_REQUIREMENTS_
Gather, from the listing beneath this task, every line holding the string "rather".

start

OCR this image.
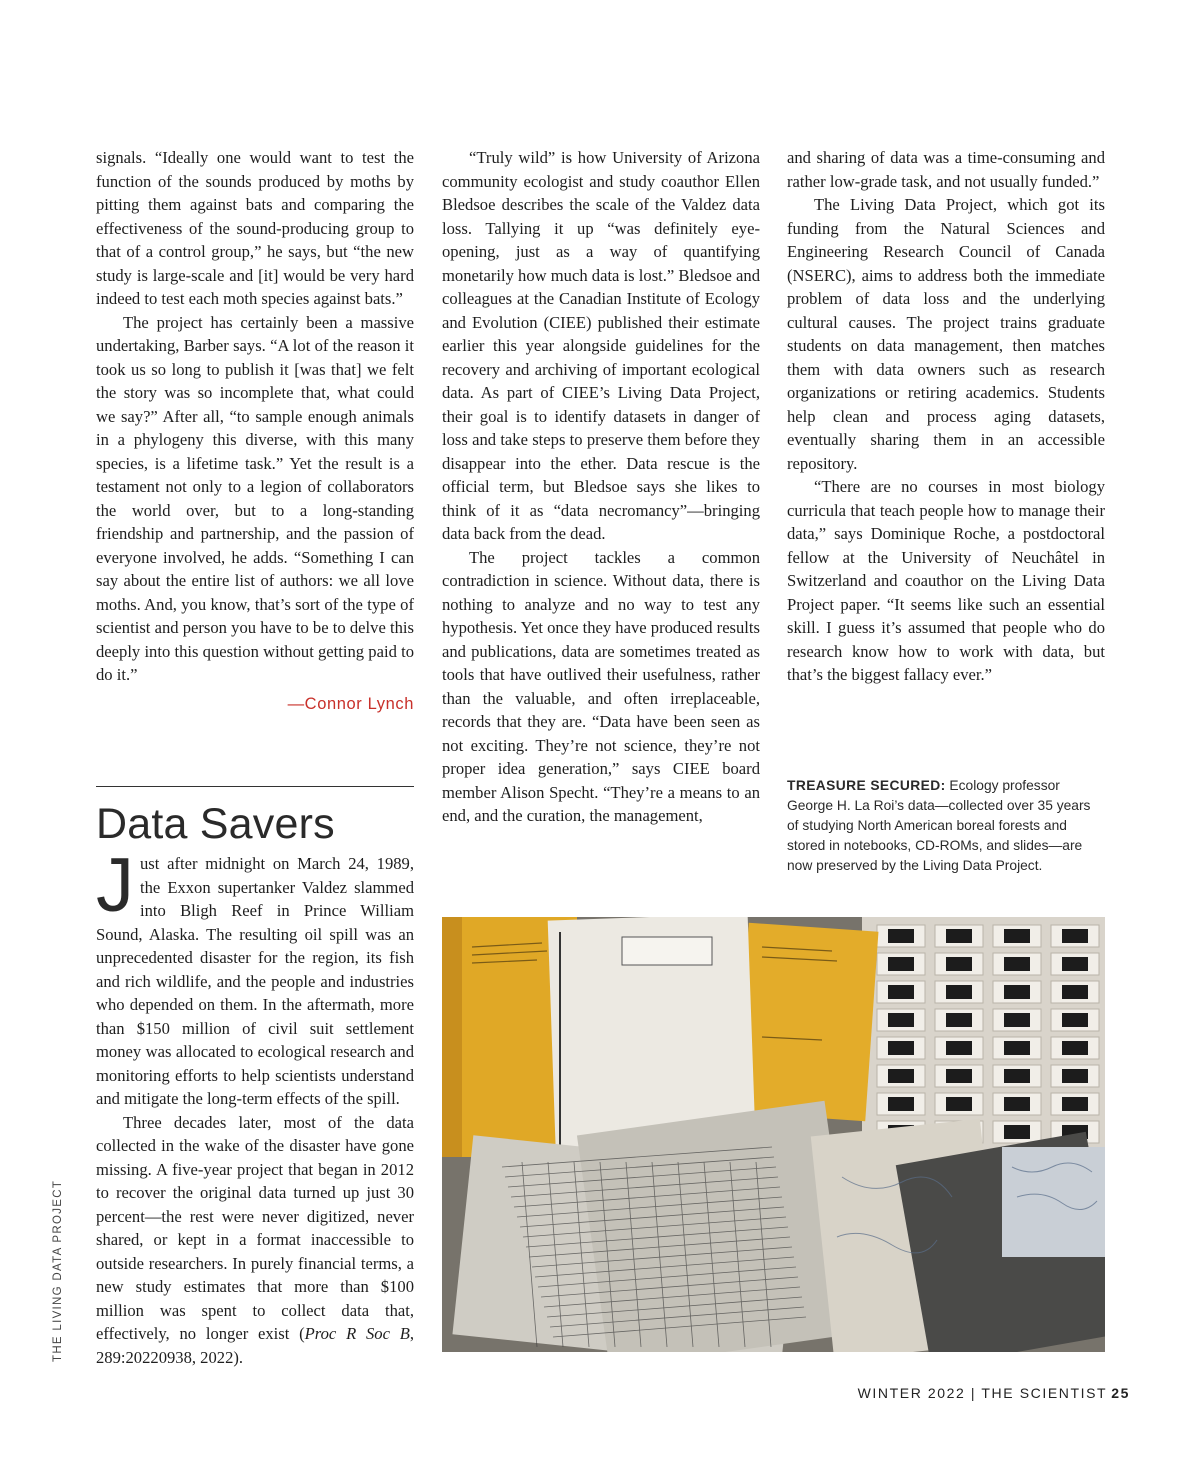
signals. “Ideally one would want to test the function of the sounds produced by moths by pitting them against bats and comparing the effectiveness of the sound-producing group to that of a control group,” he says, but “the new study is large-scale and [it] would be very hard indeed to test each moth species against bats.”

The project has certainly been a massive undertaking, Barber says. “A lot of the reason it took us so long to publish it [was that] we felt the story was so incomplete that, what could we say?” After all, “to sample enough animals in a phylogeny this diverse, with this many species, is a lifetime task.” Yet the result is a testament not only to a legion of collaborators the world over, but to a long-standing friendship and partnership, and the passion of everyone involved, he adds. “Something I can say about the entire list of authors: we all love moths. And, you know, that’s sort of the type of scientist and person you have to be to delve this deeply into this question without getting paid to do it.”

—Connor Lynch
Data Savers

Just after midnight on March 24, 1989, the Exxon supertanker Valdez slammed into Bligh Reef in Prince William Sound, Alaska. The resulting oil spill was an unprecedented disaster for the region, its fish and rich wildlife, and the people and industries who depended on them. In the aftermath, more than $150 million of civil suit settlement money was allocated to ecological research and monitoring efforts to help scientists understand and mitigate the long-term effects of the spill.

Three decades later, most of the data collected in the wake of the disaster have gone missing. A five-year project that began in 2012 to recover the original data turned up just 30 percent—the rest were never digitized, never shared, or kept in a format inaccessible to outside researchers. In purely financial terms, a new study estimates that more than $100 million was spent to collect data that, effectively, no longer exist (Proc R Soc B, 289:20220938, 2022).

“Truly wild” is how University of Arizona community ecologist and study coauthor Ellen Bledsoe describes the scale of the Valdez data loss. Tallying it up “was definitely eye-opening, just as a way of quantifying monetarily how much data is lost.” Bledsoe and colleagues at the Canadian Institute of Ecology and Evolution (CIEE) published their estimate earlier this year alongside guidelines for the recovery and archiving of important ecological data. As part of CIEE’s Living Data Project, their goal is to identify datasets in danger of loss and take steps to preserve them before they disappear into the ether. Data rescue is the official term, but Bledsoe says she likes to think of it as “data necromancy”—bringing data back from the dead.

The project tackles a common contradiction in science. Without data, there is nothing to analyze and no way to test any hypothesis. Yet once they have produced results and publications, data are sometimes treated as tools that have outlived their usefulness, rather than the valuable, and often irreplaceable, records that they are. “Data have been seen as not exciting. They’re not science, they’re not proper idea generation,” says CIEE board member Alison Specht. “They’re a means to an end, and the curation, the management,

and sharing of data was a time-consuming and rather low-grade task, and not usually funded.”

The Living Data Project, which got its funding from the Natural Sciences and Engineering Research Council of Canada (NSERC), aims to address both the immediate problem of data loss and the underlying cultural causes. The project trains graduate students on data management, then matches them with data owners such as research organizations or retiring academics. Students help clean and process aging datasets, eventually sharing them in an accessible repository.

“There are no courses in most biology curricula that teach people how to manage their data,” says Dominique Roche, a postdoctoral fellow at the University of Neuchâtel in Switzerland and coauthor on the Living Data Project paper. “It seems like such an essential skill. I guess it’s assumed that people who do research know how to work with data, but that’s the biggest fallacy ever.”

TREASURE SECURED: Ecology professor George H. La Roi’s data—collected over 35 years of studying North American boreal forests and stored in notebooks, CD-ROMs, and slides—are now preserved by the Living Data Project.
THE LIVING DATA PROJECT
WINTER 2022 | THE SCIENTIST 25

end

_SOLUTION TO THE EXERCISE_
The project tackles a common contradiction in science. Without data, there is nothing to analyze and no way to test any hypothesis. Yet once they have produced results and publications, data are sometimes treated as tools that have outlived their usefulness, rather than the valuable, and often irreplaceable, records that they are. “Data have been seen as not exciting. They’re not science, they’re not proper idea generation,” says CIEE board member Alison Specht. “They’re a means to an end, and the curation, the management,
and sharing of data was a time-consuming and rather low-grade task, and not usually funded.”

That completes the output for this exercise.